> Exercise instructions:
Update the records from the first line through the line containing "34, 861, 48]" by replacing "Numerical value" with "Measured value", leaving everything else unchanged.

(Excerpt from a dataset)
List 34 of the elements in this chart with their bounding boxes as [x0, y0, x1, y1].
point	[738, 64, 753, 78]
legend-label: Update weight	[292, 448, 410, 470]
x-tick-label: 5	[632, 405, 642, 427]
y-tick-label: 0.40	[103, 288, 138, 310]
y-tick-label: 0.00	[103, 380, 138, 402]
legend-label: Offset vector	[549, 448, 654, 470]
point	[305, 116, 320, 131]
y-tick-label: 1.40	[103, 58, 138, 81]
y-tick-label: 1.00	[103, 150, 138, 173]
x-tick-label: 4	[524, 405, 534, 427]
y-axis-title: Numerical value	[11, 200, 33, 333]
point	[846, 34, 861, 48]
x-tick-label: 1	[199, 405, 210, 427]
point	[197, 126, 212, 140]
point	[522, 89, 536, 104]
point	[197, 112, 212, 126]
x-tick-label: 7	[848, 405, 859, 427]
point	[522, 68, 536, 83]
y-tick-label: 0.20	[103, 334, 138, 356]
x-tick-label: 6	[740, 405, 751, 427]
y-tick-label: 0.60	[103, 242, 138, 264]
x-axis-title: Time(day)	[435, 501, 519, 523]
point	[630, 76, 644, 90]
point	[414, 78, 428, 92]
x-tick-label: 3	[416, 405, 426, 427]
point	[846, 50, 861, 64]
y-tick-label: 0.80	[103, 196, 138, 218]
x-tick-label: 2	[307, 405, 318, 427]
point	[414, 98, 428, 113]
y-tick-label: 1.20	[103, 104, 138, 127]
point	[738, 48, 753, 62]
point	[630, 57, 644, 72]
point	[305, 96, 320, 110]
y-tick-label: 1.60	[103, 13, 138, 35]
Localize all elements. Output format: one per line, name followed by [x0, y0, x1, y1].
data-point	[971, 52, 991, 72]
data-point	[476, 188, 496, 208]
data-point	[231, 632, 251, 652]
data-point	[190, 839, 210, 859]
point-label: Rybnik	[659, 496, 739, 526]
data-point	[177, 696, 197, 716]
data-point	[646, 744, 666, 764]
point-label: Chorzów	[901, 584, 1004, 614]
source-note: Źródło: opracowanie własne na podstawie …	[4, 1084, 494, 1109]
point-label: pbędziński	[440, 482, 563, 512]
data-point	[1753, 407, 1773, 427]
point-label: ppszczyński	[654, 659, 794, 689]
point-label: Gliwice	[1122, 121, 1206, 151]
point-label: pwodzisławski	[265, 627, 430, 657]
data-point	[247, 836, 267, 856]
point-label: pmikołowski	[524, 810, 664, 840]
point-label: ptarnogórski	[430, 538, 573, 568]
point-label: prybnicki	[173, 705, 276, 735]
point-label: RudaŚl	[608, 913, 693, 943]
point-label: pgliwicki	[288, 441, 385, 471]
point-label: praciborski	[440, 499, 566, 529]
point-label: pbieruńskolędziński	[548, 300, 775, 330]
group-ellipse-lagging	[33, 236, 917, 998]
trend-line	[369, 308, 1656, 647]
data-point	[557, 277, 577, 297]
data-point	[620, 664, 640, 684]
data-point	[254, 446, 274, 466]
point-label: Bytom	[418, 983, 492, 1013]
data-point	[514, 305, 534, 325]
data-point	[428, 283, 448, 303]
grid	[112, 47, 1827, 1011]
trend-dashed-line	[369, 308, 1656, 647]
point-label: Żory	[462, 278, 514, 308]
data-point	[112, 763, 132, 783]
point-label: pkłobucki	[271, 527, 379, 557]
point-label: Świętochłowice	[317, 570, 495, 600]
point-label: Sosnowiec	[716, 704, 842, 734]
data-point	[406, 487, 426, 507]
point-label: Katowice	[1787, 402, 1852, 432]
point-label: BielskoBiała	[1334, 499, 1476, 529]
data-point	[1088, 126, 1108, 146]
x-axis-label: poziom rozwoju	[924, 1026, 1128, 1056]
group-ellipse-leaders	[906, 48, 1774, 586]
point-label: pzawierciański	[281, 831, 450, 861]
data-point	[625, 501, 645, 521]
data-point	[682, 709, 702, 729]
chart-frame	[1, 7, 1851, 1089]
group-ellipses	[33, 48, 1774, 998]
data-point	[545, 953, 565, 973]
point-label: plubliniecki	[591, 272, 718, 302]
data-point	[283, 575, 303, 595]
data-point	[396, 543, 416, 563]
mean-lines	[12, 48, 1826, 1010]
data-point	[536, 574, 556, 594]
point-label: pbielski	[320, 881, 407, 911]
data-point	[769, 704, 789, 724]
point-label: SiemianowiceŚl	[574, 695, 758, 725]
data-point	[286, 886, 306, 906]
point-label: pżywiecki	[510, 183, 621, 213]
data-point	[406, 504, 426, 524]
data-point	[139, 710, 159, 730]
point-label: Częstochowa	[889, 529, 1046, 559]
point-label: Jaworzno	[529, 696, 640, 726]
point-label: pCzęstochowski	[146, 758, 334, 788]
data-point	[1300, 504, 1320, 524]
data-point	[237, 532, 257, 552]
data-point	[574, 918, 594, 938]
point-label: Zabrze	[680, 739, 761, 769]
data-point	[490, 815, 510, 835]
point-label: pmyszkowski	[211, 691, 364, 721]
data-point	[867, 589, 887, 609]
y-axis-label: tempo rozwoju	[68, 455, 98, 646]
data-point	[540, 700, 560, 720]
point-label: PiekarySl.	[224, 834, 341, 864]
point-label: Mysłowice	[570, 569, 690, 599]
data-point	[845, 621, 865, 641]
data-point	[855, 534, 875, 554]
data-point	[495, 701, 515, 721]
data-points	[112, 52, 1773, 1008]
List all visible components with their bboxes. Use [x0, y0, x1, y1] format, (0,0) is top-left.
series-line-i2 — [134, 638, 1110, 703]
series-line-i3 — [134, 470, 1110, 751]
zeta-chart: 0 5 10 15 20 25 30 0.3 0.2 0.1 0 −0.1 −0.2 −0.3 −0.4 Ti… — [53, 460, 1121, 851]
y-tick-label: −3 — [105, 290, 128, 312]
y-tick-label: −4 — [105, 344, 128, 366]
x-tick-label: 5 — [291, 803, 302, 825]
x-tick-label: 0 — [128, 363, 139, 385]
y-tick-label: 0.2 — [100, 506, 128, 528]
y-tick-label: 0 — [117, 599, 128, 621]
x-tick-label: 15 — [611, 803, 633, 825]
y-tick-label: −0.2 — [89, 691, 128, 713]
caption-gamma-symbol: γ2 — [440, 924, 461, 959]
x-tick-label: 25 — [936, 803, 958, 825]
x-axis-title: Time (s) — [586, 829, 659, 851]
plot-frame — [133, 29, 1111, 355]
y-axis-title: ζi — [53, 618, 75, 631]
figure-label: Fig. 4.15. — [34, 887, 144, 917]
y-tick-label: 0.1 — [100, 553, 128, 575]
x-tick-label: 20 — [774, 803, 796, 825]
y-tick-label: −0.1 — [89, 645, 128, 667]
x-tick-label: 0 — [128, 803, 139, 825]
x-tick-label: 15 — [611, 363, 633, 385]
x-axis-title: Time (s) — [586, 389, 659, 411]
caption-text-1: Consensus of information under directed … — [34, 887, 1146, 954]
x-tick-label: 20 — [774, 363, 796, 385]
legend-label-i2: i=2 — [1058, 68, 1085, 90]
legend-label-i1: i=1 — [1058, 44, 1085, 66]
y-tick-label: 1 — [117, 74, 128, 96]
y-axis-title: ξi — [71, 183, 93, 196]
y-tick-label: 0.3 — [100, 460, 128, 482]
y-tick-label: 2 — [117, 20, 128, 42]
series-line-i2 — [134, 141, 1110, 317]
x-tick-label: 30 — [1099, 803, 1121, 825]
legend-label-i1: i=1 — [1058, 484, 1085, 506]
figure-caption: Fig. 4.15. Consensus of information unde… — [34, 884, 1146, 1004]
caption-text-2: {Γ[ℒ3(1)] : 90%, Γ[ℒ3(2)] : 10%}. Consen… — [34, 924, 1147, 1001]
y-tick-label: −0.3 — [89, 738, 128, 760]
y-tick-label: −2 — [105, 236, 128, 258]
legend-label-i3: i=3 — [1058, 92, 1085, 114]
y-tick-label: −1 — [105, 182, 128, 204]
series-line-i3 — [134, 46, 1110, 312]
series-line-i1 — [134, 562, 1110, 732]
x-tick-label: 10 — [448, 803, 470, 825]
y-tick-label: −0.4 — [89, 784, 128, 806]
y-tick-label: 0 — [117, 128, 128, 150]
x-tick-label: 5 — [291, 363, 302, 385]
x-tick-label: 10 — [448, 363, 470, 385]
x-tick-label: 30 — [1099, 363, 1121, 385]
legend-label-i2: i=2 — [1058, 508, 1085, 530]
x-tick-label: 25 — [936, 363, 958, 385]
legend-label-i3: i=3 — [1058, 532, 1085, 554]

> Answer to this task:
List 34 of the elements in this chart with their bounding boxes as [x0, y0, x1, y1].
point	[738, 64, 753, 78]
legend-label: Update weight	[292, 448, 410, 470]
x-tick-label: 5	[632, 405, 642, 427]
y-tick-label: 0.40	[103, 288, 138, 310]
y-tick-label: 0.00	[103, 380, 138, 402]
legend-label: Offset vector	[549, 448, 654, 470]
point	[305, 116, 320, 131]
y-tick-label: 1.40	[103, 58, 138, 81]
y-tick-label: 1.00	[103, 150, 138, 173]
x-tick-label: 4	[524, 405, 534, 427]
y-axis-title: Measured value	[11, 200, 33, 333]
point	[846, 34, 861, 48]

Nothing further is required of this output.